* **Instructions for the task**: Return all entries word for word, but drop any images.

* **Records**:
+++++

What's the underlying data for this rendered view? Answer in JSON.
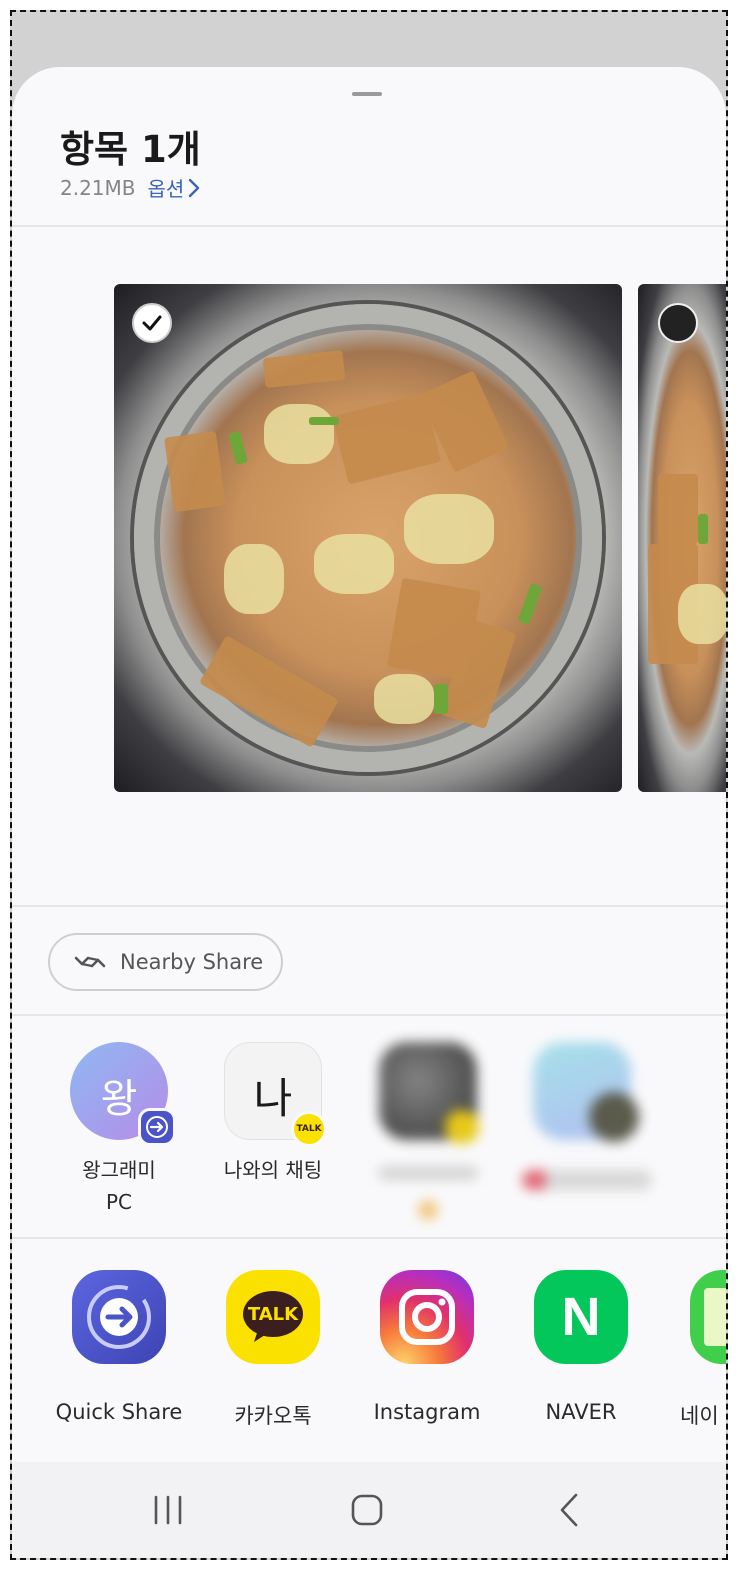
{
  "sheet": {
    "title": "항목 1개",
    "file_size": "2.21MB",
    "options_label": "옵션",
    "options_chevron": "chevron-right-icon"
  },
  "preview": {
    "items": [
      {
        "selected": true,
        "check_icon": "checkmark-icon"
      },
      {
        "selected": false,
        "check_icon": "circle-icon"
      }
    ]
  },
  "nearby_share": {
    "label": "Nearby Share",
    "icon": "nearby-share-icon"
  },
  "direct_share": [
    {
      "label_line1": "왕그래미",
      "label_line2": "PC",
      "avatar_text": "왕",
      "badge_icon": "quick-share-badge-icon"
    },
    {
      "label_line1": "나와의 채팅",
      "label_line2": "",
      "avatar_text": "나",
      "badge_icon": "kakaotalk-badge-icon",
      "badge_text": "TALK"
    },
    {
      "label_line1": "",
      "label_line2": "",
      "blurred": true
    },
    {
      "label_line1": "",
      "label_line2": "",
      "blurred": true
    }
  ],
  "apps": [
    {
      "label": "Quick Share",
      "icon": "quick-share-icon",
      "color": "#4b53c9"
    },
    {
      "label": "카카오톡",
      "icon": "kakaotalk-icon",
      "color": "#fae100",
      "icon_text": "TALK"
    },
    {
      "label": "Instagram",
      "icon": "instagram-icon",
      "color": "#e1306c"
    },
    {
      "label": "NAVER",
      "icon": "naver-icon",
      "color": "#03c75a",
      "icon_text": "N"
    },
    {
      "label": "네이",
      "icon": "naver-memo-icon",
      "color": "#3fcf4a"
    }
  ],
  "nav": {
    "recent": "recent-apps-icon",
    "home": "home-icon",
    "back": "back-icon"
  }
}
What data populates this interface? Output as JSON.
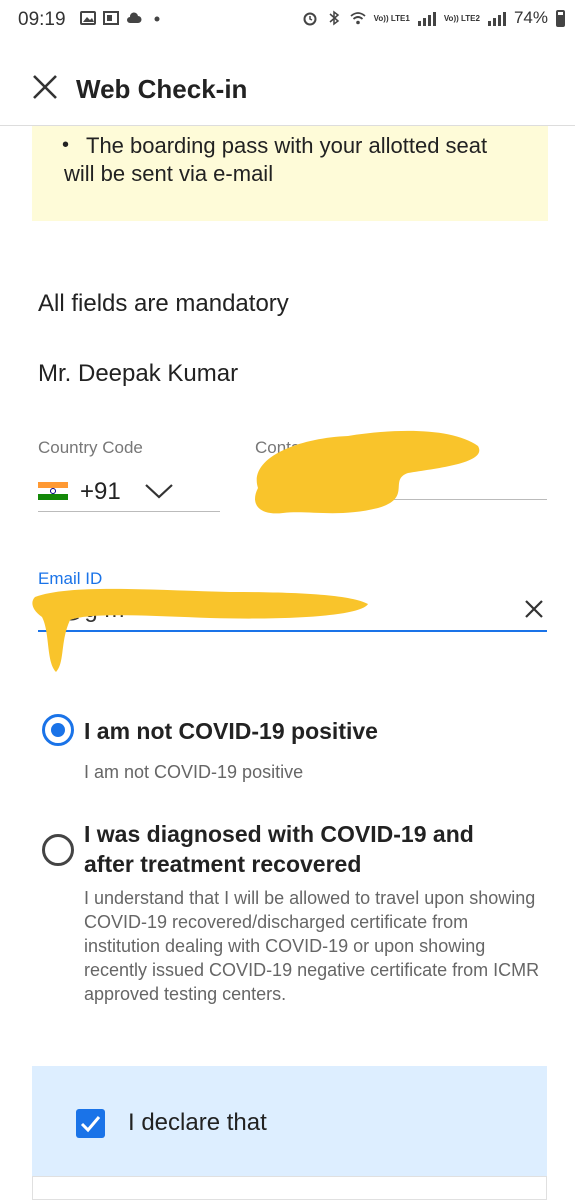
{
  "status_bar": {
    "time": "09:19",
    "battery": "74%",
    "lte1": "Vo)) LTE1",
    "lte2": "Vo)) LTE2"
  },
  "header": {
    "title": "Web Check-in"
  },
  "note": {
    "text": "The boarding pass with your allotted seat will be sent via e-mail"
  },
  "form": {
    "mandatory_text": "All fields are mandatory",
    "passenger_name": "Mr. Deepak Kumar",
    "country_code_label": "Country Code",
    "country_code_value": "+91",
    "contact_label": "Conta",
    "email_label": "Email ID",
    "email_value": "d       @g       m"
  },
  "covid_options": [
    {
      "title": "I am not COVID-19 positive",
      "description": "I am not COVID-19 positive",
      "selected": true
    },
    {
      "title": "I was diagnosed with COVID-19 and after treatment recovered",
      "description": "I understand that I will be allowed to travel upon showing COVID-19 recovered/discharged certificate from institution dealing with COVID-19 or upon showing recently issued COVID-19 negative certificate from ICMR approved testing centers.",
      "selected": false
    }
  ],
  "declaration": {
    "label": "I declare that",
    "checked": true
  },
  "colors": {
    "accent": "#1a73e8",
    "note_bg": "#fefbd8",
    "declare_bg": "#ddeeff",
    "redaction": "#f9c42b"
  },
  "icons": [
    "close-icon",
    "chevron-down-icon",
    "clear-icon",
    "india-flag-icon",
    "checkmark-icon"
  ]
}
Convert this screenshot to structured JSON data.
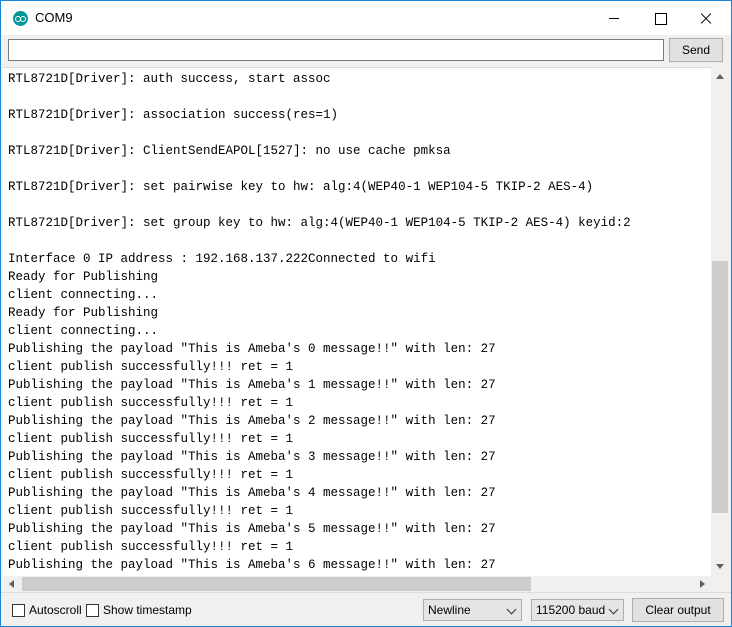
{
  "window": {
    "title": "COM9",
    "icon": "arduino-icon"
  },
  "send_row": {
    "input_value": "",
    "send_label": "Send"
  },
  "log": [
    "RTL8721D[Driver]: auth success, start assoc",
    "",
    "RTL8721D[Driver]: association success(res=1)",
    "",
    "RTL8721D[Driver]: ClientSendEAPOL[1527]: no use cache pmksa",
    "",
    "RTL8721D[Driver]: set pairwise key to hw: alg:4(WEP40-1 WEP104-5 TKIP-2 AES-4)",
    "",
    "RTL8721D[Driver]: set group key to hw: alg:4(WEP40-1 WEP104-5 TKIP-2 AES-4) keyid:2",
    "",
    "Interface 0 IP address : 192.168.137.222Connected to wifi",
    "Ready for Publishing",
    "client connecting...",
    "Ready for Publishing",
    "client connecting...",
    "Publishing the payload \"This is Ameba's 0 message!!\" with len: 27",
    "client publish successfully!!! ret = 1",
    "Publishing the payload \"This is Ameba's 1 message!!\" with len: 27",
    "client publish successfully!!! ret = 1",
    "Publishing the payload \"This is Ameba's 2 message!!\" with len: 27",
    "client publish successfully!!! ret = 1",
    "Publishing the payload \"This is Ameba's 3 message!!\" with len: 27",
    "client publish successfully!!! ret = 1",
    "Publishing the payload \"This is Ameba's 4 message!!\" with len: 27",
    "client publish successfully!!! ret = 1",
    "Publishing the payload \"This is Ameba's 5 message!!\" with len: 27",
    "client publish successfully!!! ret = 1",
    "Publishing the payload \"This is Ameba's 6 message!!\" with len: 27"
  ],
  "bottom_bar": {
    "autoscroll_label": "Autoscroll",
    "autoscroll_checked": false,
    "timestamp_label": "Show timestamp",
    "timestamp_checked": false,
    "line_ending": "Newline",
    "baud_rate": "115200 baud",
    "clear_label": "Clear output"
  },
  "colors": {
    "accent_border": "#1883d7",
    "icon_teal": "#00979c"
  }
}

+++++

* **Complete answer**:
What's the underlying data for this rendered view? Answer in JSON.
{
  "sheet": {
    "title": "항목 1개",
    "file_size": "2.21MB",
    "options_label": "옵션",
    "options_chevron": "chevron-right-icon"
  },
  "preview": {
    "items": [
      {
        "selected": true,
        "check_icon": "checkmark-icon"
      },
      {
        "selected": false,
        "check_icon": "circle-icon"
      }
    ]
  },
  "nearby_share": {
    "label": "Nearby Share",
    "icon": "nearby-share-icon"
  },
  "direct_share": [
    {
      "label_line1": "왕그래미",
      "label_line2": "PC",
      "avatar_text": "왕",
      "badge_icon": "quick-share-badge-icon"
    },
    {
      "label_line1": "나와의 채팅",
      "label_line2": "",
      "avatar_text": "나",
      "badge_icon": "kakaotalk-badge-icon",
      "badge_text": "TALK"
    },
    {
      "label_line1": "",
      "label_line2": "",
      "blurred": true
    },
    {
      "label_line1": "",
      "label_line2": "",
      "blurred": true
    }
  ],
  "apps": [
    {
      "label": "Quick Share",
      "icon": "quick-share-icon",
      "color": "#4b53c9"
    },
    {
      "label": "카카오톡",
      "icon": "kakaotalk-icon",
      "color": "#fae100",
      "icon_text": "TALK"
    },
    {
      "label": "Instagram",
      "icon": "instagram-icon",
      "color": "#e1306c"
    },
    {
      "label": "NAVER",
      "icon": "naver-icon",
      "color": "#03c75a",
      "icon_text": "N"
    },
    {
      "label": "네이",
      "icon": "naver-memo-icon",
      "color": "#3fcf4a"
    }
  ],
  "nav": {
    "recent": "recent-apps-icon",
    "home": "home-icon",
    "back": "back-icon"
  }
}
What data populates this interface? Output as JSON.
{
  "status_bar": {
    "time": "09:19",
    "battery": "74%",
    "lte1": "Vo)) LTE1",
    "lte2": "Vo)) LTE2"
  },
  "header": {
    "title": "Web Check-in"
  },
  "note": {
    "text": "The boarding pass with your allotted seat will be sent via e-mail"
  },
  "form": {
    "mandatory_text": "All fields are mandatory",
    "passenger_name": "Mr. Deepak Kumar",
    "country_code_label": "Country Code",
    "country_code_value": "+91",
    "contact_label": "Conta",
    "email_label": "Email ID",
    "email_value": "d       @g       m"
  },
  "covid_options": [
    {
      "title": "I am not COVID-19 positive",
      "description": "I am not COVID-19 positive",
      "selected": true
    },
    {
      "title": "I was diagnosed with COVID-19 and after treatment recovered",
      "description": "I understand that I will be allowed to travel upon showing COVID-19 recovered/discharged certificate from institution dealing with COVID-19 or upon showing recently issued COVID-19 negative certificate from ICMR approved testing centers.",
      "selected": false
    }
  ],
  "declaration": {
    "label": "I declare that",
    "checked": true
  },
  "colors": {
    "accent": "#1a73e8",
    "note_bg": "#fefbd8",
    "declare_bg": "#ddeeff",
    "redaction": "#f9c42b"
  },
  "icons": [
    "close-icon",
    "chevron-down-icon",
    "clear-icon",
    "india-flag-icon",
    "checkmark-icon"
  ]
}
Convert this screenshot to structured JSON data.
{
  "window": {
    "title": "COM9",
    "icon": "arduino-icon"
  },
  "send_row": {
    "input_value": "",
    "send_label": "Send"
  },
  "log": [
    "RTL8721D[Driver]: auth success, start assoc",
    "",
    "RTL8721D[Driver]: association success(res=1)",
    "",
    "RTL8721D[Driver]: ClientSendEAPOL[1527]: no use cache pmksa",
    "",
    "RTL8721D[Driver]: set pairwise key to hw: alg:4(WEP40-1 WEP104-5 TKIP-2 AES-4)",
    "",
    "RTL8721D[Driver]: set group key to hw: alg:4(WEP40-1 WEP104-5 TKIP-2 AES-4) keyid:2",
    "",
    "Interface 0 IP address : 192.168.137.222Connected to wifi",
    "Ready for Publishing",
    "client connecting...",
    "Ready for Publishing",
    "client connecting...",
    "Publishing the payload \"This is Ameba's 0 message!!\" with len: 27",
    "client publish successfully!!! ret = 1",
    "Publishing the payload \"This is Ameba's 1 message!!\" with len: 27",
    "client publish successfully!!! ret = 1",
    "Publishing the payload \"This is Ameba's 2 message!!\" with len: 27",
    "client publish successfully!!! ret = 1",
    "Publishing the payload \"This is Ameba's 3 message!!\" with len: 27",
    "client publish successfully!!! ret = 1",
    "Publishing the payload \"This is Ameba's 4 message!!\" with len: 27",
    "client publish successfully!!! ret = 1",
    "Publishing the payload \"This is Ameba's 5 message!!\" with len: 27",
    "client publish successfully!!! ret = 1",
    "Publishing the payload \"This is Ameba's 6 message!!\" with len: 27"
  ],
  "bottom_bar": {
    "autoscroll_label": "Autoscroll",
    "autoscroll_checked": false,
    "timestamp_label": "Show timestamp",
    "timestamp_checked": false,
    "line_ending": "Newline",
    "baud_rate": "115200 baud",
    "clear_label": "Clear output"
  },
  "colors": {
    "accent_border": "#1883d7",
    "icon_teal": "#00979c"
  }
}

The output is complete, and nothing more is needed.